WHAT IS ASKED | Identify all lines below that hold "title" and collect them.

[start of DATA LINES]

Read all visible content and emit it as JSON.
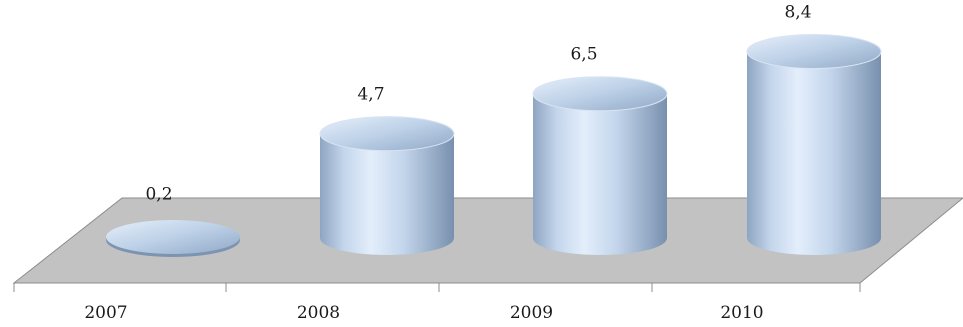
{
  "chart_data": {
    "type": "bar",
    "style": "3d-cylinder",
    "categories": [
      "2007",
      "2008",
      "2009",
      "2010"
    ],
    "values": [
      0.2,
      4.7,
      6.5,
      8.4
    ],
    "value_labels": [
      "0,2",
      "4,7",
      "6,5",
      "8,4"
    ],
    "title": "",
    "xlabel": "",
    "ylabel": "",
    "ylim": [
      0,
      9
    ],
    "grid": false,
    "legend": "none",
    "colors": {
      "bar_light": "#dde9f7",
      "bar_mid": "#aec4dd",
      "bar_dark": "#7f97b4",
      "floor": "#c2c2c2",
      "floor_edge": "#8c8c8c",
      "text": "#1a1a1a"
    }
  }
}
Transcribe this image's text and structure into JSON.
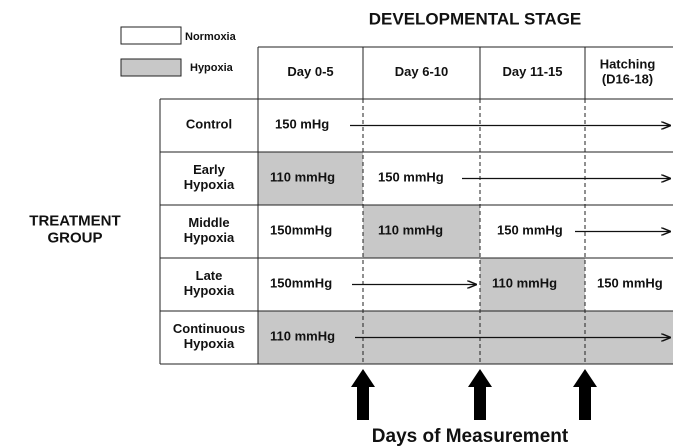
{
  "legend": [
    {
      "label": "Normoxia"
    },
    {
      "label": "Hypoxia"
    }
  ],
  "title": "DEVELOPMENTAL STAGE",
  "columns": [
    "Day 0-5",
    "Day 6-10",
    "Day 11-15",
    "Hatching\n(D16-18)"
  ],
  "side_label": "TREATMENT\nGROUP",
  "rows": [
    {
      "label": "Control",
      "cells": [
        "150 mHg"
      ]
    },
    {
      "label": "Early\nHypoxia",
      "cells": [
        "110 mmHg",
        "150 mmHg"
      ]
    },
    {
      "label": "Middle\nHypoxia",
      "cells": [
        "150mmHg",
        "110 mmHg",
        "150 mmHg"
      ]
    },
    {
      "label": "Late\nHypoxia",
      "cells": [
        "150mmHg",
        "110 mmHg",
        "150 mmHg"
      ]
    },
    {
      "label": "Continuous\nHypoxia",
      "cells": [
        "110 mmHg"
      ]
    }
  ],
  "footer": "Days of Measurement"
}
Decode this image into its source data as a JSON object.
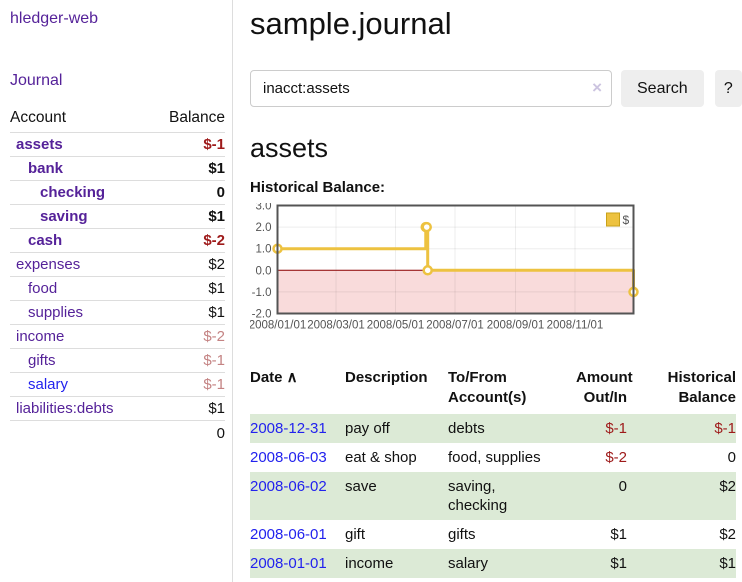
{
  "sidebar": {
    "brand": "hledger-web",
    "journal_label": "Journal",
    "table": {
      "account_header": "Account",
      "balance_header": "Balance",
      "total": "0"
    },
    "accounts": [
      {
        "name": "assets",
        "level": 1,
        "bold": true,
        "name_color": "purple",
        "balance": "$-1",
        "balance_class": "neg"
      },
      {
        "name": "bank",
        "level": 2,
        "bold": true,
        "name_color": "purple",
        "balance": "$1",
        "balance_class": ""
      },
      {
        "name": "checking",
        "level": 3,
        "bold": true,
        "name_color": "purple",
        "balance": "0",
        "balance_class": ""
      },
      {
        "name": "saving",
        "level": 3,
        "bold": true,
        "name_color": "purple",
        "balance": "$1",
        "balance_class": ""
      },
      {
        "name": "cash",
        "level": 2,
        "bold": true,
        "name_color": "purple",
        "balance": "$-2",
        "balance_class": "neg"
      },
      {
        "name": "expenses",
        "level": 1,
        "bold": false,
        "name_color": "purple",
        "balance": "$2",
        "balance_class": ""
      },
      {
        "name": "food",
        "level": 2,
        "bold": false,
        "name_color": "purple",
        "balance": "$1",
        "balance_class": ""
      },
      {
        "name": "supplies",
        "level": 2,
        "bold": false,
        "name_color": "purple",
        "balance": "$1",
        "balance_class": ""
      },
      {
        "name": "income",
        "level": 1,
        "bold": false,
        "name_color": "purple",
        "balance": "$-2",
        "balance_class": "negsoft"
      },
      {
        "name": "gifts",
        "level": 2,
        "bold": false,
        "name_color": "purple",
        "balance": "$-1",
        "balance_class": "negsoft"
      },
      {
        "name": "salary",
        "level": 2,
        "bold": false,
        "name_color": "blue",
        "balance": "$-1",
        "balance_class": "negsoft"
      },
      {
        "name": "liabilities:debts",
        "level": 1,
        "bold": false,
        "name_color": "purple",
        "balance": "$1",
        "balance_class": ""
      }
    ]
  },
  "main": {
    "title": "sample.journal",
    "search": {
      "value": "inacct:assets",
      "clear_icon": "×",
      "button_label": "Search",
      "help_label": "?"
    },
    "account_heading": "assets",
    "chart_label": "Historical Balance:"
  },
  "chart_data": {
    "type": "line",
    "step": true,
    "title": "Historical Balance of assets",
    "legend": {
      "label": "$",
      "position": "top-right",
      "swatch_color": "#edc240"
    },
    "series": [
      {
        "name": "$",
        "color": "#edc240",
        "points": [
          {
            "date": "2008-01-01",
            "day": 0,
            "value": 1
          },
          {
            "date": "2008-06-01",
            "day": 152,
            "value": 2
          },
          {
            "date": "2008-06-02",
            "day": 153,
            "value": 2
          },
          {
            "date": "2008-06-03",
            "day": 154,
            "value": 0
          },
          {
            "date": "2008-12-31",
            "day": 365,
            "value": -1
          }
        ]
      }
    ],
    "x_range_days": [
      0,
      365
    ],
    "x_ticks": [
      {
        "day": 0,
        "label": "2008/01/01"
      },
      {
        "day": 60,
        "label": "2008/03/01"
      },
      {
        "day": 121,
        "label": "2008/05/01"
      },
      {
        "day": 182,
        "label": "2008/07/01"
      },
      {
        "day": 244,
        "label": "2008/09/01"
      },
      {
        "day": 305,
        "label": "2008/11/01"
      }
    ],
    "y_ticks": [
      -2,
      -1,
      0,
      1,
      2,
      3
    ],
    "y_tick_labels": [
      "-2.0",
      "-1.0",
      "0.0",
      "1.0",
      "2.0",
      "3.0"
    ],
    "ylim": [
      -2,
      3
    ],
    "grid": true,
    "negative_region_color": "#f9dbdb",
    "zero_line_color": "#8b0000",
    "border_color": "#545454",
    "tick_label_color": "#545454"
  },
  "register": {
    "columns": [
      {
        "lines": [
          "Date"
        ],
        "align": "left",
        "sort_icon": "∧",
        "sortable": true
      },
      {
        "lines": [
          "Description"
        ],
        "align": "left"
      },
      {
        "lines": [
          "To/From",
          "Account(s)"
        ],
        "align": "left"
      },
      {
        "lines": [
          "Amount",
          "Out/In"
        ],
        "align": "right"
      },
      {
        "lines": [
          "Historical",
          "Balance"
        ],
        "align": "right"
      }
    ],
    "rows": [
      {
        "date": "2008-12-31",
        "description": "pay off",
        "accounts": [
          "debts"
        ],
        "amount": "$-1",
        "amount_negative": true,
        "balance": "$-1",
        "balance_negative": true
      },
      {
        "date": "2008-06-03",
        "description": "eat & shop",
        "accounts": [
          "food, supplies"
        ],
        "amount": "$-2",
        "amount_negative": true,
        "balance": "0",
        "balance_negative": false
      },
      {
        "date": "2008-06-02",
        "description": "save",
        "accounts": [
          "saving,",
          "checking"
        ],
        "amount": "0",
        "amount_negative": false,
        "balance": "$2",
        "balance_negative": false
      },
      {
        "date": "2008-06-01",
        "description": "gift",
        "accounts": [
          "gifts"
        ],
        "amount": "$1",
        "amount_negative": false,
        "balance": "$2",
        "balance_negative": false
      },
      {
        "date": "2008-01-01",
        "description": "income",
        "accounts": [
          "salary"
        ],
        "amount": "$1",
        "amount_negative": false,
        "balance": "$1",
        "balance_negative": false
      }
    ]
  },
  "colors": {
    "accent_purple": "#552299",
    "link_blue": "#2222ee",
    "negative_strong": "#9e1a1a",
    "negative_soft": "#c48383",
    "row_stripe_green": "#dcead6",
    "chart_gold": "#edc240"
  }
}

[end of DATA LINES]
[start of DATA LINES]

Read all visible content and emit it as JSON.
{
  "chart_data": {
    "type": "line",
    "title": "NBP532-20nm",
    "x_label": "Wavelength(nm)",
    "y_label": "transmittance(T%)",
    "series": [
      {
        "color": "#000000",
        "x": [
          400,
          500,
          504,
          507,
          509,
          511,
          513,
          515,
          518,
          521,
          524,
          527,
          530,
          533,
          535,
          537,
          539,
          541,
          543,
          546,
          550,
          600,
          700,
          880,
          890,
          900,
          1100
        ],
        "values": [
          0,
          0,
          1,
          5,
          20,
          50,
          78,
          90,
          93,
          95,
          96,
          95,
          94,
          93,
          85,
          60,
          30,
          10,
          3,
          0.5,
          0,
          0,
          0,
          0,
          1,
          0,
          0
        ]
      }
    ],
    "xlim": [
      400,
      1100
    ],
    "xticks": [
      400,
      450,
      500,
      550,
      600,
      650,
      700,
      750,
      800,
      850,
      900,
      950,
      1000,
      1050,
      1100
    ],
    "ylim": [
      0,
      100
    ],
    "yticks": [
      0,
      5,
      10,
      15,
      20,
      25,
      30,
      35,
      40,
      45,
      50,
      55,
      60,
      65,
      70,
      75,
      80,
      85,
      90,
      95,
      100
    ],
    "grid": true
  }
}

[end of DATA LINES]

COMPLETE OUTPUT |
    "title": "",
  "title": "DEVELOPMENTAL STAGE",
    "title": "sample.journal",
    "title": "Historical Balance of assets",
    "title": "NBP532-20nm",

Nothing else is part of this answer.